[Begin Listed entries]

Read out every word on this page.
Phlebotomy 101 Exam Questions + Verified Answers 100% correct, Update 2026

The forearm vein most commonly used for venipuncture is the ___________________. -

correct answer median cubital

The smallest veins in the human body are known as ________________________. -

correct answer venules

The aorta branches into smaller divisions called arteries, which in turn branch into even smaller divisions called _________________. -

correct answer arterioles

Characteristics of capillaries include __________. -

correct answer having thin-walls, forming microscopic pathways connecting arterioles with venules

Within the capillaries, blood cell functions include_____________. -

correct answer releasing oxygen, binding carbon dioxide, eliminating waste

[End Listed entries]

Problem to work on:
Give a single number: the count of lines above that include the word "arterioles".

Task response:
2